Starting from the line in which "Transcribe this chart's" appears, set down each line exactly through the end of the listing, and nothing else. Leave out pictures.

■ ■ ■ ■ ■

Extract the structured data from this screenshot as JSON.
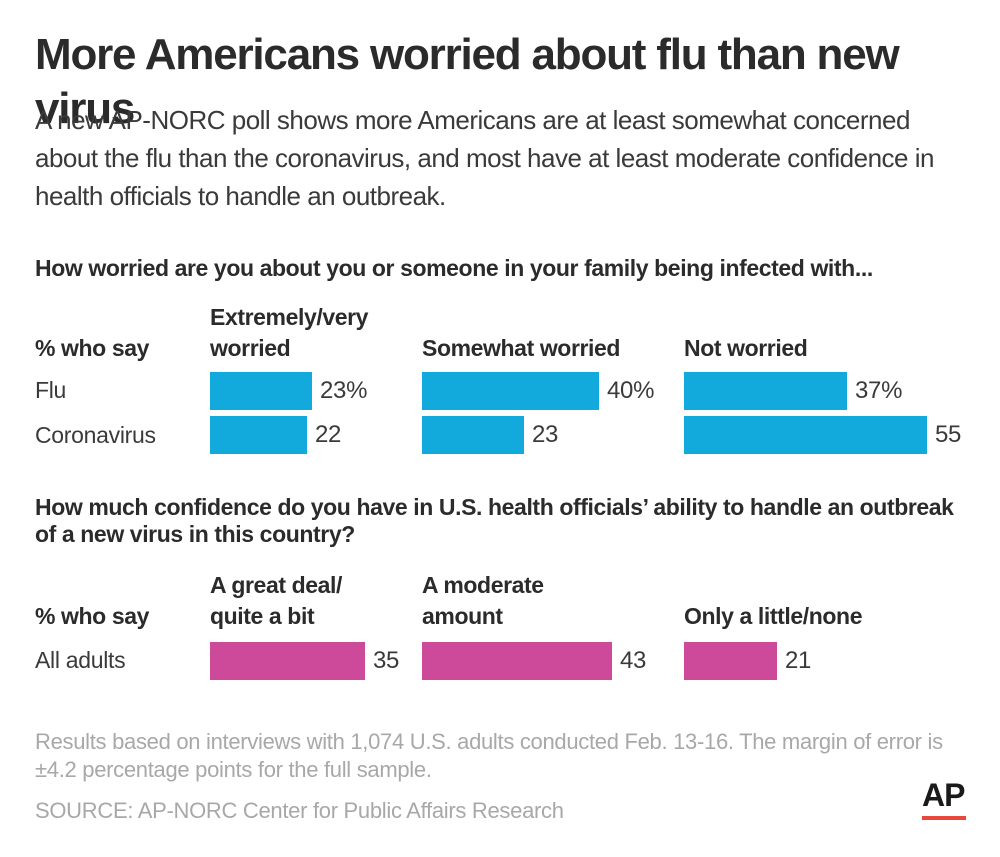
{
  "title": "More Americans worried about flu than new virus",
  "subtitle": "A new AP-NORC poll shows more Americans are at least somewhat concerned about the flu than the coronavirus, and most have at least moderate confidence in health officials to handle an outbreak.",
  "colors": {
    "worry_bar": "#12a9dc",
    "confidence_bar": "#cd4a9a",
    "note_text": "#a8a8a8",
    "ap_rule": "#e8473c"
  },
  "chart_data": [
    {
      "type": "bar",
      "title": "How worried are you about you or someone in your family being infected with...",
      "row_header": "% who say",
      "categories": [
        "Flu",
        "Coronavirus"
      ],
      "value_labels_first_row": [
        "23%",
        "40%",
        "37%"
      ],
      "series": [
        {
          "name": "Extremely/very worried",
          "values": [
            23,
            22
          ],
          "labels": [
            "23%",
            "22"
          ]
        },
        {
          "name": "Somewhat worried",
          "values": [
            40,
            23
          ],
          "labels": [
            "40%",
            "23"
          ]
        },
        {
          "name": "Not worried",
          "values": [
            37,
            55
          ],
          "labels": [
            "37%",
            "55"
          ]
        }
      ],
      "xlim": [
        0,
        55
      ]
    },
    {
      "type": "bar",
      "title": "How much confidence do you have in U.S. health officials’ ability to handle an outbreak of a new virus in this country?",
      "row_header": "% who say",
      "categories": [
        "All adults"
      ],
      "series": [
        {
          "name": "A great deal/\nquite a bit",
          "values": [
            35
          ],
          "labels": [
            "35"
          ]
        },
        {
          "name": "A moderate\namount",
          "values": [
            43
          ],
          "labels": [
            "43"
          ]
        },
        {
          "name": "Only a little/none",
          "values": [
            21
          ],
          "labels": [
            "21"
          ]
        }
      ],
      "xlim": [
        0,
        55
      ]
    }
  ],
  "footnote": "Results based on interviews with 1,074 U.S. adults conducted Feb. 13-16. The margin of error is ±4.2 percentage points for the full sample.",
  "source": "SOURCE: AP-NORC Center for Public Affairs Research",
  "logo": {
    "text": "AP",
    "icon": "ap-logo-icon"
  }
}
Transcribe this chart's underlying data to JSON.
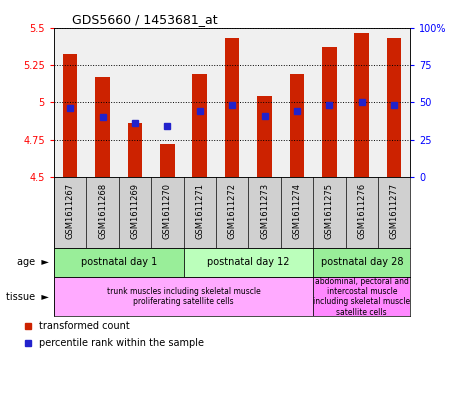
{
  "title": "GDS5660 / 1453681_at",
  "samples": [
    "GSM1611267",
    "GSM1611268",
    "GSM1611269",
    "GSM1611270",
    "GSM1611271",
    "GSM1611272",
    "GSM1611273",
    "GSM1611274",
    "GSM1611275",
    "GSM1611276",
    "GSM1611277"
  ],
  "red_values": [
    5.32,
    5.17,
    4.86,
    4.72,
    5.19,
    5.43,
    5.04,
    5.19,
    5.37,
    5.46,
    5.43
  ],
  "blue_values": [
    4.96,
    4.9,
    4.86,
    4.84,
    4.94,
    4.98,
    4.91,
    4.94,
    4.98,
    5.0,
    4.98
  ],
  "ymin": 4.5,
  "ymax": 5.5,
  "bar_color": "#cc2200",
  "blue_color": "#2222cc",
  "age_groups": [
    {
      "label": "postnatal day 1",
      "start": 0,
      "end": 4,
      "color": "#99ee99"
    },
    {
      "label": "postnatal day 12",
      "start": 4,
      "end": 8,
      "color": "#bbffbb"
    },
    {
      "label": "postnatal day 28",
      "start": 8,
      "end": 11,
      "color": "#99ee99"
    }
  ],
  "tissue_groups": [
    {
      "label": "trunk muscles including skeletal muscle\nproliferating satellite cells",
      "start": 0,
      "end": 8,
      "color": "#ffaaff"
    },
    {
      "label": "abdominal, pectoral and\nintercostal muscle\nincluding skeletal muscle\nsatellite cells",
      "start": 8,
      "end": 11,
      "color": "#ff88ff"
    }
  ],
  "right_yticks": [
    0,
    25,
    50,
    75,
    100
  ],
  "right_yticklabels": [
    "0",
    "25",
    "50",
    "75",
    "100%"
  ],
  "cell_bg": "#d0d0d0",
  "plot_bg": "#f0f0f0"
}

■ ■ ■ ■ ■

**REPLY**
Transcribe this chart's underlying data to JSON.
{
  "title": "GDS5660 / 1453681_at",
  "samples": [
    "GSM1611267",
    "GSM1611268",
    "GSM1611269",
    "GSM1611270",
    "GSM1611271",
    "GSM1611272",
    "GSM1611273",
    "GSM1611274",
    "GSM1611275",
    "GSM1611276",
    "GSM1611277"
  ],
  "red_values": [
    5.32,
    5.17,
    4.86,
    4.72,
    5.19,
    5.43,
    5.04,
    5.19,
    5.37,
    5.46,
    5.43
  ],
  "blue_values": [
    4.96,
    4.9,
    4.86,
    4.84,
    4.94,
    4.98,
    4.91,
    4.94,
    4.98,
    5.0,
    4.98
  ],
  "ymin": 4.5,
  "ymax": 5.5,
  "bar_color": "#cc2200",
  "blue_color": "#2222cc",
  "age_groups": [
    {
      "label": "postnatal day 1",
      "start": 0,
      "end": 4,
      "color": "#99ee99"
    },
    {
      "label": "postnatal day 12",
      "start": 4,
      "end": 8,
      "color": "#bbffbb"
    },
    {
      "label": "postnatal day 28",
      "start": 8,
      "end": 11,
      "color": "#99ee99"
    }
  ],
  "tissue_groups": [
    {
      "label": "trunk muscles including skeletal muscle\nproliferating satellite cells",
      "start": 0,
      "end": 8,
      "color": "#ffaaff"
    },
    {
      "label": "abdominal, pectoral and\nintercostal muscle\nincluding skeletal muscle\nsatellite cells",
      "start": 8,
      "end": 11,
      "color": "#ff88ff"
    }
  ],
  "right_yticks": [
    0,
    25,
    50,
    75,
    100
  ],
  "right_yticklabels": [
    "0",
    "25",
    "50",
    "75",
    "100%"
  ],
  "cell_bg": "#d0d0d0",
  "plot_bg": "#f0f0f0"
}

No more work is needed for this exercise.